>> Start
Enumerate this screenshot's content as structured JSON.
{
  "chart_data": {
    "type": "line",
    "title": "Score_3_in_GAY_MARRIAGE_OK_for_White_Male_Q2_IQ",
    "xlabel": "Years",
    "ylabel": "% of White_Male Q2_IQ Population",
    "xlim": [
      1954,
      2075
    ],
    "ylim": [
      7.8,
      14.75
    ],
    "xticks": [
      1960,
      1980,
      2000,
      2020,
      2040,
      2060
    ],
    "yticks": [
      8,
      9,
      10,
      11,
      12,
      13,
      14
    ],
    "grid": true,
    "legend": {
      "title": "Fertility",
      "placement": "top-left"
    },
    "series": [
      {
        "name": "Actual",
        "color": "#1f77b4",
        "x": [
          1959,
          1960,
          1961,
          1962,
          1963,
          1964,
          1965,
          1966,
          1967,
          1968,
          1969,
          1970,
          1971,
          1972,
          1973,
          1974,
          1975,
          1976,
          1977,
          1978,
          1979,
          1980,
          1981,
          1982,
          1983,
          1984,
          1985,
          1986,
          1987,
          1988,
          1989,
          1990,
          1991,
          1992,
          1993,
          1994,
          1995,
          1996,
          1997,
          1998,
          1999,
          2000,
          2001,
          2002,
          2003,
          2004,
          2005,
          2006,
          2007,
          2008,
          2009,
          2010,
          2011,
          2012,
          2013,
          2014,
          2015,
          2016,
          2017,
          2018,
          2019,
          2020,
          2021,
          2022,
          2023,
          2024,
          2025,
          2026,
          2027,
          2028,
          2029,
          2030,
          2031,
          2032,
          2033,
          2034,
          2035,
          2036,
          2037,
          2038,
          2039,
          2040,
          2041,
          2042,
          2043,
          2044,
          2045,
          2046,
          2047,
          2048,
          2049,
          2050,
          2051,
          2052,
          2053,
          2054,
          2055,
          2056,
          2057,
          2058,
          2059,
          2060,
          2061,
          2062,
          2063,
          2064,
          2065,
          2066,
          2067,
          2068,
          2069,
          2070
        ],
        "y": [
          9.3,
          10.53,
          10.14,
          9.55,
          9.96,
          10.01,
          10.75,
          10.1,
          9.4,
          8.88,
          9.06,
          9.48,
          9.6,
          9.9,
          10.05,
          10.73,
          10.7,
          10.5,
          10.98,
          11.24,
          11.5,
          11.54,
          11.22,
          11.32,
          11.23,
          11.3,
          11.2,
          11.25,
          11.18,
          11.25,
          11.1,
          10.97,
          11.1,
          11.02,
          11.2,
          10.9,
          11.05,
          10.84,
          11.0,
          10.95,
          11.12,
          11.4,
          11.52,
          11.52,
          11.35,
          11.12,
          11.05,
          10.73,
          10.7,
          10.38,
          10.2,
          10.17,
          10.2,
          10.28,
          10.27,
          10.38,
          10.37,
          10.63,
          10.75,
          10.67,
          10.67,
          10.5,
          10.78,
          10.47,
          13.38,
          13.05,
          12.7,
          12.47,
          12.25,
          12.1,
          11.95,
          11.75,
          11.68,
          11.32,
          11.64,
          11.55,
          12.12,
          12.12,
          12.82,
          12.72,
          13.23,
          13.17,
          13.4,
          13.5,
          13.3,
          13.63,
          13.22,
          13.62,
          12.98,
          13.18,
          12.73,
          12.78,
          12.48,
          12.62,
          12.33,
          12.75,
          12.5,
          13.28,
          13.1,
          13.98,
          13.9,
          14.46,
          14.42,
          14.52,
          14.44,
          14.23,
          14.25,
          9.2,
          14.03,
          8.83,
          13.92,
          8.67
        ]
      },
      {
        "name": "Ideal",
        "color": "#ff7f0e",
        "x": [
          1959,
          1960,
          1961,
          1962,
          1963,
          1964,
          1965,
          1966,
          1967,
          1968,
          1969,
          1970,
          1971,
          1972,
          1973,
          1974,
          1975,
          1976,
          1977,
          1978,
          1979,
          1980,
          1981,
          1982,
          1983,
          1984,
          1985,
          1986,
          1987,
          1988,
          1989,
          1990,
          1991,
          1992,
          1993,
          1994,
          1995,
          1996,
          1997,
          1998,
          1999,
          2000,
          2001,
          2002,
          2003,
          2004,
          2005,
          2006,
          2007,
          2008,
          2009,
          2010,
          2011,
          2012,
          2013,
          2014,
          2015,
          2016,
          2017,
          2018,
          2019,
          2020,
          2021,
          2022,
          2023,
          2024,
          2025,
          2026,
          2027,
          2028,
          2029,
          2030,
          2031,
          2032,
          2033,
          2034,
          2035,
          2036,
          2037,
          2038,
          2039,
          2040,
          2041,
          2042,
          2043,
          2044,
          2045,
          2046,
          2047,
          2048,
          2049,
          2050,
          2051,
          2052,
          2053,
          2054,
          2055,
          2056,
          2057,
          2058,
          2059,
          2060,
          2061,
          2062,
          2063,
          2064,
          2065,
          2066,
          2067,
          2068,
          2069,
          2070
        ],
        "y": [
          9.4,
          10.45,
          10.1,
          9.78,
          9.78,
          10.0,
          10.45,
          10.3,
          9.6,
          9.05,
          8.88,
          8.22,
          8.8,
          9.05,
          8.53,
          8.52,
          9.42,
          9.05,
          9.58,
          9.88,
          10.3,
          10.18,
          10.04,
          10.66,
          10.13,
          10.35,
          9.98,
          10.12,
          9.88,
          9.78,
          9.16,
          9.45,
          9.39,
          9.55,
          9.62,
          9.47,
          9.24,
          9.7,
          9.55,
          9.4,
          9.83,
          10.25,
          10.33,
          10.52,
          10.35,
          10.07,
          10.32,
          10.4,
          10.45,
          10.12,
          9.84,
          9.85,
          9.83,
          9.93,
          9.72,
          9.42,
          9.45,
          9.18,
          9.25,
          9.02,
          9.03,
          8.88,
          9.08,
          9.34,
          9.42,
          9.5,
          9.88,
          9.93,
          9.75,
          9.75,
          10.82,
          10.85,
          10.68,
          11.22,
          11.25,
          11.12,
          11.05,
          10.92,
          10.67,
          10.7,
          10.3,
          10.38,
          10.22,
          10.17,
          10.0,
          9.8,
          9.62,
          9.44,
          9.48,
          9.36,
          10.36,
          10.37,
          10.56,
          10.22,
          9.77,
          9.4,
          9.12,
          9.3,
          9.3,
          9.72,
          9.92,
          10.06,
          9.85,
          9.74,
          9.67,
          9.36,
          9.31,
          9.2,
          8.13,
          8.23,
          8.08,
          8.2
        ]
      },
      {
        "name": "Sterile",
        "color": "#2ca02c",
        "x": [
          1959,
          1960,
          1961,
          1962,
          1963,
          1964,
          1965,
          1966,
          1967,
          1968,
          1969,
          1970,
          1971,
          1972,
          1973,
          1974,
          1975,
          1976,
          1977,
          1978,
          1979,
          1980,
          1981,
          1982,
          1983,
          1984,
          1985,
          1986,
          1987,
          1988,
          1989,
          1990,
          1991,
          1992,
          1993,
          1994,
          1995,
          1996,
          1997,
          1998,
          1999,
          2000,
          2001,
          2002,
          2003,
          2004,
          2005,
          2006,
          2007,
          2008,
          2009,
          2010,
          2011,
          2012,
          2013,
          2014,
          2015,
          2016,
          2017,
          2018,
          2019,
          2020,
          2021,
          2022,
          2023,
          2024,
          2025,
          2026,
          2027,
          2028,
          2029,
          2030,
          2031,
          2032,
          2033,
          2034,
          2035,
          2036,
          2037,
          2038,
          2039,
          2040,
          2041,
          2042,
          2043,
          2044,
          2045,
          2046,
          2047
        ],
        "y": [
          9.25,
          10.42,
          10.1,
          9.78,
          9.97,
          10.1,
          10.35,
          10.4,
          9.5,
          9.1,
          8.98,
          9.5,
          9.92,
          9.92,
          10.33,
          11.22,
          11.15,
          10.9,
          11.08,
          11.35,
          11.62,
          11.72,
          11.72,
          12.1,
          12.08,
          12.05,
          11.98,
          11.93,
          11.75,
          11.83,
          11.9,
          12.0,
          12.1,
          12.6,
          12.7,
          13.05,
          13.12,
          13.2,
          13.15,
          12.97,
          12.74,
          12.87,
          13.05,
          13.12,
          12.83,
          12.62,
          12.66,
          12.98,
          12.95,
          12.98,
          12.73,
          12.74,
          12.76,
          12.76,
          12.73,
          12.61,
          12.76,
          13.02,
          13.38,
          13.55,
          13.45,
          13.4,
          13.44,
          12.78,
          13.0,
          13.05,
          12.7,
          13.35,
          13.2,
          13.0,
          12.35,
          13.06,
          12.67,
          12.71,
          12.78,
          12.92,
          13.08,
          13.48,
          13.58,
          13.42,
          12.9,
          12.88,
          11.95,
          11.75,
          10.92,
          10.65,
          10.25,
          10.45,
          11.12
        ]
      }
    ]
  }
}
>> End
* Direction *
Count how many lines above include the word "title" and answer with that figure only.

* Written answer *
2